Requirements
Show all lines of the listing that hold the word "Daniel".

○ ○ ○ ○ ○

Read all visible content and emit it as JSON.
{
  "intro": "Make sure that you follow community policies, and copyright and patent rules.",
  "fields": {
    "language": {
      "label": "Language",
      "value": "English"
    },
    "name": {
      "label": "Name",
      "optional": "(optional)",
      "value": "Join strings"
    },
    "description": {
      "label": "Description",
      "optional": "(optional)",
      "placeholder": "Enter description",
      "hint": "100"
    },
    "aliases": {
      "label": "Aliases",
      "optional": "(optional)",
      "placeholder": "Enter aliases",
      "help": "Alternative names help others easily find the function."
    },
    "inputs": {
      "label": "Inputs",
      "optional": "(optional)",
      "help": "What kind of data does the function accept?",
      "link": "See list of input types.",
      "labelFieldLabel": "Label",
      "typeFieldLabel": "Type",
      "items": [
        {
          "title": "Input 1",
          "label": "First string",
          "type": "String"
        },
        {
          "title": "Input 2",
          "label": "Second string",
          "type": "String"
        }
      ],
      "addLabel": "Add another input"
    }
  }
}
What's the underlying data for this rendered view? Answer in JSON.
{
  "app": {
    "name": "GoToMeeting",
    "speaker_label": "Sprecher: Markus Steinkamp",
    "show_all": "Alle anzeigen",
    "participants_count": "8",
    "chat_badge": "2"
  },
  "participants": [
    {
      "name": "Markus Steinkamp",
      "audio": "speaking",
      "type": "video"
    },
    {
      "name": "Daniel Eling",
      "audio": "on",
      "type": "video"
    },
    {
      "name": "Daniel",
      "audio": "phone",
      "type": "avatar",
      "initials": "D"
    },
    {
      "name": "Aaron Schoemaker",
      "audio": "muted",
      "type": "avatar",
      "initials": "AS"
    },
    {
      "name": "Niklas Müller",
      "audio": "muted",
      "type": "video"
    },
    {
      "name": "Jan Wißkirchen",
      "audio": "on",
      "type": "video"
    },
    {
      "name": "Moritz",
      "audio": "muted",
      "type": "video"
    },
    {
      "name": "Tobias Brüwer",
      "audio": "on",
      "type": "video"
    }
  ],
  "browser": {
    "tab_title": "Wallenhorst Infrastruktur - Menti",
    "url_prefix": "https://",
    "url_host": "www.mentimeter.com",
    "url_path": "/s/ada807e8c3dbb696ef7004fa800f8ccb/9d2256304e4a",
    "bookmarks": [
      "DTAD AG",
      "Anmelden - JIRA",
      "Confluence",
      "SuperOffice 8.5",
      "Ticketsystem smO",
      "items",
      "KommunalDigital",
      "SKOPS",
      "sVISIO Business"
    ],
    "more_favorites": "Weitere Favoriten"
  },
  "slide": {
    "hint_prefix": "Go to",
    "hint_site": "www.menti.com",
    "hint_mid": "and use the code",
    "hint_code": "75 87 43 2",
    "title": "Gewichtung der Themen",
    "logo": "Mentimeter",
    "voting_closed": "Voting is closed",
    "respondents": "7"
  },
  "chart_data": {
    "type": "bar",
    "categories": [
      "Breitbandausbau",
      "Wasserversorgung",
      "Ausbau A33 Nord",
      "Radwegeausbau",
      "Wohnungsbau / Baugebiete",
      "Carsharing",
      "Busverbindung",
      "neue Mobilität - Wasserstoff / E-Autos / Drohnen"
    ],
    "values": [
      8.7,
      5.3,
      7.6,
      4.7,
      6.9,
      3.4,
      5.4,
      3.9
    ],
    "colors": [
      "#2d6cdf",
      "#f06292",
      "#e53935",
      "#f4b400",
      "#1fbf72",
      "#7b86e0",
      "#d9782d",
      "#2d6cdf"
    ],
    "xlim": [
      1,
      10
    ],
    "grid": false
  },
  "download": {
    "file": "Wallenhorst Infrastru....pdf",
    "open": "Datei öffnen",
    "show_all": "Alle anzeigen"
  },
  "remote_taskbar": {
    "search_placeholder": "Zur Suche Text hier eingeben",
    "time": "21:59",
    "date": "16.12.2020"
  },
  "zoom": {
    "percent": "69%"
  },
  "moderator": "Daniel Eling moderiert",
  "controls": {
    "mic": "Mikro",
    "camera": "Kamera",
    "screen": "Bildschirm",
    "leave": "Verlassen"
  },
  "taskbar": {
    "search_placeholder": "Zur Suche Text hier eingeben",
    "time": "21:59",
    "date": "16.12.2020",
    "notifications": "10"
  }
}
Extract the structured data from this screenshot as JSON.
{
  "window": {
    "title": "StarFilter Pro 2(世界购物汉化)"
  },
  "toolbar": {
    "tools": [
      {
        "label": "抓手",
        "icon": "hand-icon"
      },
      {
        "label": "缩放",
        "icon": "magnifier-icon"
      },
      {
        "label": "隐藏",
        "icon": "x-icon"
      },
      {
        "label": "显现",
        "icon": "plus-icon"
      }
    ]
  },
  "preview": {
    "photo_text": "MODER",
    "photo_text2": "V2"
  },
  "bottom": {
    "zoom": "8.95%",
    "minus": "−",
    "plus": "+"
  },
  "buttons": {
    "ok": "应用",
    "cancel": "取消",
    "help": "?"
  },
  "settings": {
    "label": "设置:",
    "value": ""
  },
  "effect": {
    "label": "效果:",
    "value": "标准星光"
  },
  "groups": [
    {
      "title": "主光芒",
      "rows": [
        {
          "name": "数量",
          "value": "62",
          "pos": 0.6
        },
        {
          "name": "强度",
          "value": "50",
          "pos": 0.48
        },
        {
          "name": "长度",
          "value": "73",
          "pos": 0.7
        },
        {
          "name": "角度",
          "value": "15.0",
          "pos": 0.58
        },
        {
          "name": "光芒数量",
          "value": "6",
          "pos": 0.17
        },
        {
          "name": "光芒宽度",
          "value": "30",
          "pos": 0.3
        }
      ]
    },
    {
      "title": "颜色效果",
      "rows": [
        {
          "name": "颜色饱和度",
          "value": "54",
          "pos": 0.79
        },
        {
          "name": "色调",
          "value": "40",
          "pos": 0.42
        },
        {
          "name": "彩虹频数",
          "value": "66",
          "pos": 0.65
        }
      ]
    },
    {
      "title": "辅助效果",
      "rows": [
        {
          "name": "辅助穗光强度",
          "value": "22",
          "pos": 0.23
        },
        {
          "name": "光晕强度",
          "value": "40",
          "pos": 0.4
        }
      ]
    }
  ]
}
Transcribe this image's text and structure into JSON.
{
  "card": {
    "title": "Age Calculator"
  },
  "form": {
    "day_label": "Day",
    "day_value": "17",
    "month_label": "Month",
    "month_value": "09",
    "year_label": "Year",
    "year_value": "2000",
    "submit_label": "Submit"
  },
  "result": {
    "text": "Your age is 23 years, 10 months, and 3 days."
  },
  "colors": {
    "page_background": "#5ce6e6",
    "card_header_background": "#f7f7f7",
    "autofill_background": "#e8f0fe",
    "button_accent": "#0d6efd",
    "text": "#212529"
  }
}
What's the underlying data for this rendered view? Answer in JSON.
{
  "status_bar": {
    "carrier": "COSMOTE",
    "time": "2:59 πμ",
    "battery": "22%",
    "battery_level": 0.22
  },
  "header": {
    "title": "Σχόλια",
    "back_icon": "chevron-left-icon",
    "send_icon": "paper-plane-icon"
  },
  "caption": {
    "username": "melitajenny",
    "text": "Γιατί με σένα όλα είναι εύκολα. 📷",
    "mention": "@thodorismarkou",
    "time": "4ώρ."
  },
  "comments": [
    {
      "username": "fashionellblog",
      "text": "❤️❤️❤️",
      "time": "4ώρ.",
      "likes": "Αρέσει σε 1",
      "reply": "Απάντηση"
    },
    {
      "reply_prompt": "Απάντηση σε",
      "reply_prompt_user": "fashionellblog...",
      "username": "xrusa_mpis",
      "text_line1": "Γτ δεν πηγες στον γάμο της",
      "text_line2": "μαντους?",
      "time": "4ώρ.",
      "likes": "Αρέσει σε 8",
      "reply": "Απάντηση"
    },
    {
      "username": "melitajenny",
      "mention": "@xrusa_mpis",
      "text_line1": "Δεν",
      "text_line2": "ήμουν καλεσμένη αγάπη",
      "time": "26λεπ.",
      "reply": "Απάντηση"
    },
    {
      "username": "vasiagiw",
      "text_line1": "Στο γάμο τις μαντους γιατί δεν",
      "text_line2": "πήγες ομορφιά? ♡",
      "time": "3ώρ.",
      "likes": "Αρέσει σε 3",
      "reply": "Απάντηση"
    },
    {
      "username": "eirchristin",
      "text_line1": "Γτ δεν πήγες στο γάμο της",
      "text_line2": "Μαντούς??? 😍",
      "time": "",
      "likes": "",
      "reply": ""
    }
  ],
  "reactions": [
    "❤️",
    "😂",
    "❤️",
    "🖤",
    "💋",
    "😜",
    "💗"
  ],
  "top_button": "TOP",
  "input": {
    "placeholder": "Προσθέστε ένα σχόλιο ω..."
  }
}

○ ○ ○ ○ ○

Result
      "name": "Daniel Eling",
      "name": "Daniel",
  "moderator": "Daniel Eling moderiert",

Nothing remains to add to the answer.